═════ Material to process ═════

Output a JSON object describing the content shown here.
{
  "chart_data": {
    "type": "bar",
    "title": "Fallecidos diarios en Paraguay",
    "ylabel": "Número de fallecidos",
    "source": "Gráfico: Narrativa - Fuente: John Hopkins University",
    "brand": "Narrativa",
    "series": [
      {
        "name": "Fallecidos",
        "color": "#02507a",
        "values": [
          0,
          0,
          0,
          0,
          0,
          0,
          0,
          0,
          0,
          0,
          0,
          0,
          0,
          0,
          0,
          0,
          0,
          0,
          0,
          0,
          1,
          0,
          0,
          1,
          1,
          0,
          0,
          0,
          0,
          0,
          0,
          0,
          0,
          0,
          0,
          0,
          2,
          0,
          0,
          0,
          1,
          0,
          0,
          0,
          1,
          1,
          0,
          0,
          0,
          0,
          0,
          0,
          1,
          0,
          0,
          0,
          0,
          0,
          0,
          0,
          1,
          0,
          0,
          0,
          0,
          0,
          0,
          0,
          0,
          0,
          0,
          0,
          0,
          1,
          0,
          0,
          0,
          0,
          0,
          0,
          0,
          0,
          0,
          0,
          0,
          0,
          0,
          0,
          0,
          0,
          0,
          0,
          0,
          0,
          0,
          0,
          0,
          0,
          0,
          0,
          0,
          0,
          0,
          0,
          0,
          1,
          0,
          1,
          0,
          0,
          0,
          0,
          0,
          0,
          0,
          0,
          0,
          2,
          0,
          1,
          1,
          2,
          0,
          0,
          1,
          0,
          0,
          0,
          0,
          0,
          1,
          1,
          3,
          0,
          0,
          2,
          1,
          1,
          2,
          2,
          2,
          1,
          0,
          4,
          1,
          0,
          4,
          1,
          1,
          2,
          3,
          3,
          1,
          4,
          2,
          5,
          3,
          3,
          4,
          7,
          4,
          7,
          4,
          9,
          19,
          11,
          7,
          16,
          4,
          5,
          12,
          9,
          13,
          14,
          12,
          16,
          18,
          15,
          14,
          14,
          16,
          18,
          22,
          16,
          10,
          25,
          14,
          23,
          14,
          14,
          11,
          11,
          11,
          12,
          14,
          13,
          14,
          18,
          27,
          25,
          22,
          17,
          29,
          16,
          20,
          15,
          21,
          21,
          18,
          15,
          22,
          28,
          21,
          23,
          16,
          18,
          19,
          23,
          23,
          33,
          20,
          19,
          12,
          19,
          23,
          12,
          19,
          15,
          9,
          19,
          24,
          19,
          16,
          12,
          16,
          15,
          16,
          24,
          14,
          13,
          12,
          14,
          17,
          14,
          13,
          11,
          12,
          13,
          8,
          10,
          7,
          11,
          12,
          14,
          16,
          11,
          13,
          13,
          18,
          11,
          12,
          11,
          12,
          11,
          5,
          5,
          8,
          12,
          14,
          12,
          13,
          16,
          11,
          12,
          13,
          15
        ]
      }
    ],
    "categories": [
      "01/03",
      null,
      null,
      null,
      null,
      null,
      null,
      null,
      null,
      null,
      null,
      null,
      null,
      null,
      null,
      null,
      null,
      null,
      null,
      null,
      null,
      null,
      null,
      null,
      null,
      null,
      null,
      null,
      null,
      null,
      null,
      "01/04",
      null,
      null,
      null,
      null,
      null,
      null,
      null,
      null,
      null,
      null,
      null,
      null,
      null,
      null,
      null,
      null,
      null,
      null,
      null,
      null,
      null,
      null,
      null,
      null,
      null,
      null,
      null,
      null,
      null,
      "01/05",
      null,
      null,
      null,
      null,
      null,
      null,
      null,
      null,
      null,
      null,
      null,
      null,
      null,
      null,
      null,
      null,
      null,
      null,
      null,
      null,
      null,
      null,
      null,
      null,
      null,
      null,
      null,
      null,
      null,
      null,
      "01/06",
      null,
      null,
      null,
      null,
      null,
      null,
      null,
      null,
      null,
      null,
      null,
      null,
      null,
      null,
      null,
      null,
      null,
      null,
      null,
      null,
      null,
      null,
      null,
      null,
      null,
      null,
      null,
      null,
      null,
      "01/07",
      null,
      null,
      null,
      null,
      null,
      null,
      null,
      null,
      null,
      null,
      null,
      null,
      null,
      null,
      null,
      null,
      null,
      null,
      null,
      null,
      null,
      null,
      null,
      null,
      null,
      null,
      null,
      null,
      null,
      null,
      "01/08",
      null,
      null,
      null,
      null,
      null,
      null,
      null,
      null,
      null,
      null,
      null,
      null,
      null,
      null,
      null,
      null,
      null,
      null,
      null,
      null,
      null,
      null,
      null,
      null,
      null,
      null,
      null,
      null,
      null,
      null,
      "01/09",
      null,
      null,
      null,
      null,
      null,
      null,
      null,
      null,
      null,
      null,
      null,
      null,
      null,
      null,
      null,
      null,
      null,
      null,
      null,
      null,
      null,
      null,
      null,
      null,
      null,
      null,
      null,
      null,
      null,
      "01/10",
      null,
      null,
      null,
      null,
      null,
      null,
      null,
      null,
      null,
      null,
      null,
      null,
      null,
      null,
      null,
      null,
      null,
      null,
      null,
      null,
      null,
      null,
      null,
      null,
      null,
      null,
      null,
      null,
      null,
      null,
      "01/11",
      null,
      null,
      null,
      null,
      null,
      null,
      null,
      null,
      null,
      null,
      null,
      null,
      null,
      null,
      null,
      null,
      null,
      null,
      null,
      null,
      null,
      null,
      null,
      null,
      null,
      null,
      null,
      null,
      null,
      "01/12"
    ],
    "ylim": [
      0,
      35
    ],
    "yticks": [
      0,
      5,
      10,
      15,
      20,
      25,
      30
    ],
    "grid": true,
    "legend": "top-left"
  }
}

═════

What to do
Nothing in the data may differ; print all of it exactly as written.

Response to this task
Output a JSON object describing the content shown here.
{
  "chart_data": {
    "type": "bar",
    "title": "Fallecidos diarios en Paraguay",
    "ylabel": "Número de fallecidos",
    "source": "Gráfico: Narrativa - Fuente: John Hopkins University",
    "brand": "Narrativa",
    "series": [
      {
        "name": "Fallecidos",
        "color": "#02507a",
        "values": [
          0,
          0,
          0,
          0,
          0,
          0,
          0,
          0,
          0,
          0,
          0,
          0,
          0,
          0,
          0,
          0,
          0,
          0,
          0,
          0,
          1,
          0,
          0,
          1,
          1,
          0,
          0,
          0,
          0,
          0,
          0,
          0,
          0,
          0,
          0,
          0,
          2,
          0,
          0,
          0,
          1,
          0,
          0,
          0,
          1,
          1,
          0,
          0,
          0,
          0,
          0,
          0,
          1,
          0,
          0,
          0,
          0,
          0,
          0,
          0,
          1,
          0,
          0,
          0,
          0,
          0,
          0,
          0,
          0,
          0,
          0,
          0,
          0,
          1,
          0,
          0,
          0,
          0,
          0,
          0,
          0,
          0,
          0,
          0,
          0,
          0,
          0,
          0,
          0,
          0,
          0,
          0,
          0,
          0,
          0,
          0,
          0,
          0,
          0,
          0,
          0,
          0,
          0,
          0,
          0,
          1,
          0,
          1,
          0,
          0,
          0,
          0,
          0,
          0,
          0,
          0,
          0,
          2,
          0,
          1,
          1,
          2,
          0,
          0,
          1,
          0,
          0,
          0,
          0,
          0,
          1,
          1,
          3,
          0,
          0,
          2,
          1,
          1,
          2,
          2,
          2,
          1,
          0,
          4,
          1,
          0,
          4,
          1,
          1,
          2,
          3,
          3,
          1,
          4,
          2,
          5,
          3,
          3,
          4,
          7,
          4,
          7,
          4,
          9,
          19,
          11,
          7,
          16,
          4,
          5,
          12,
          9,
          13,
          14,
          12,
          16,
          18,
          15,
          14,
          14,
          16,
          18,
          22,
          16,
          10,
          25,
          14,
          23,
          14,
          14,
          11,
          11,
          11,
          12,
          14,
          13,
          14,
          18,
          27,
          25,
          22,
          17,
          29,
          16,
          20,
          15,
          21,
          21,
          18,
          15,
          22,
          28,
          21,
          23,
          16,
          18,
          19,
          23,
          23,
          33,
          20,
          19,
          12,
          19,
          23,
          12,
          19,
          15,
          9,
          19,
          24,
          19,
          16,
          12,
          16,
          15,
          16,
          24,
          14,
          13,
          12,
          14,
          17,
          14,
          13,
          11,
          12,
          13,
          8,
          10,
          7,
          11,
          12,
          14,
          16,
          11,
          13,
          13,
          18,
          11,
          12,
          11,
          12,
          11,
          5,
          5,
          8,
          12,
          14,
          12,
          13,
          16,
          11,
          12,
          13,
          15
        ]
      }
    ],
    "categories": [
      "01/03",
      null,
      null,
      null,
      null,
      null,
      null,
      null,
      null,
      null,
      null,
      null,
      null,
      null,
      null,
      null,
      null,
      null,
      null,
      null,
      null,
      null,
      null,
      null,
      null,
      null,
      null,
      null,
      null,
      null,
      null,
      "01/04",
      null,
      null,
      null,
      null,
      null,
      null,
      null,
      null,
      null,
      null,
      null,
      null,
      null,
      null,
      null,
      null,
      null,
      null,
      null,
      null,
      null,
      null,
      null,
      null,
      null,
      null,
      null,
      null,
      null,
      "01/05",
      null,
      null,
      null,
      null,
      null,
      null,
      null,
      null,
      null,
      null,
      null,
      null,
      null,
      null,
      null,
      null,
      null,
      null,
      null,
      null,
      null,
      null,
      null,
      null,
      null,
      null,
      null,
      null,
      null,
      null,
      "01/06",
      null,
      null,
      null,
      null,
      null,
      null,
      null,
      null,
      null,
      null,
      null,
      null,
      null,
      null,
      null,
      null,
      null,
      null,
      null,
      null,
      null,
      null,
      null,
      null,
      null,
      null,
      null,
      null,
      null,
      "01/07",
      null,
      null,
      null,
      null,
      null,
      null,
      null,
      null,
      null,
      null,
      null,
      null,
      null,
      null,
      null,
      null,
      null,
      null,
      null,
      null,
      null,
      null,
      null,
      null,
      null,
      null,
      null,
      null,
      null,
      null,
      "01/08",
      null,
      null,
      null,
      null,
      null,
      null,
      null,
      null,
      null,
      null,
      null,
      null,
      null,
      null,
      null,
      null,
      null,
      null,
      null,
      null,
      null,
      null,
      null,
      null,
      null,
      null,
      null,
      null,
      null,
      null,
      "01/09",
      null,
      null,
      null,
      null,
      null,
      null,
      null,
      null,
      null,
      null,
      null,
      null,
      null,
      null,
      null,
      null,
      null,
      null,
      null,
      null,
      null,
      null,
      null,
      null,
      null,
      null,
      null,
      null,
      null,
      "01/10",
      null,
      null,
      null,
      null,
      null,
      null,
      null,
      null,
      null,
      null,
      null,
      null,
      null,
      null,
      null,
      null,
      null,
      null,
      null,
      null,
      null,
      null,
      null,
      null,
      null,
      null,
      null,
      null,
      null,
      null,
      "01/11",
      null,
      null,
      null,
      null,
      null,
      null,
      null,
      null,
      null,
      null,
      null,
      null,
      null,
      null,
      null,
      null,
      null,
      null,
      null,
      null,
      null,
      null,
      null,
      null,
      null,
      null,
      null,
      null,
      null,
      "01/12"
    ],
    "ylim": [
      0,
      35
    ],
    "yticks": [
      0,
      5,
      10,
      15,
      20,
      25,
      30
    ],
    "grid": true,
    "legend": "top-left"
  }
}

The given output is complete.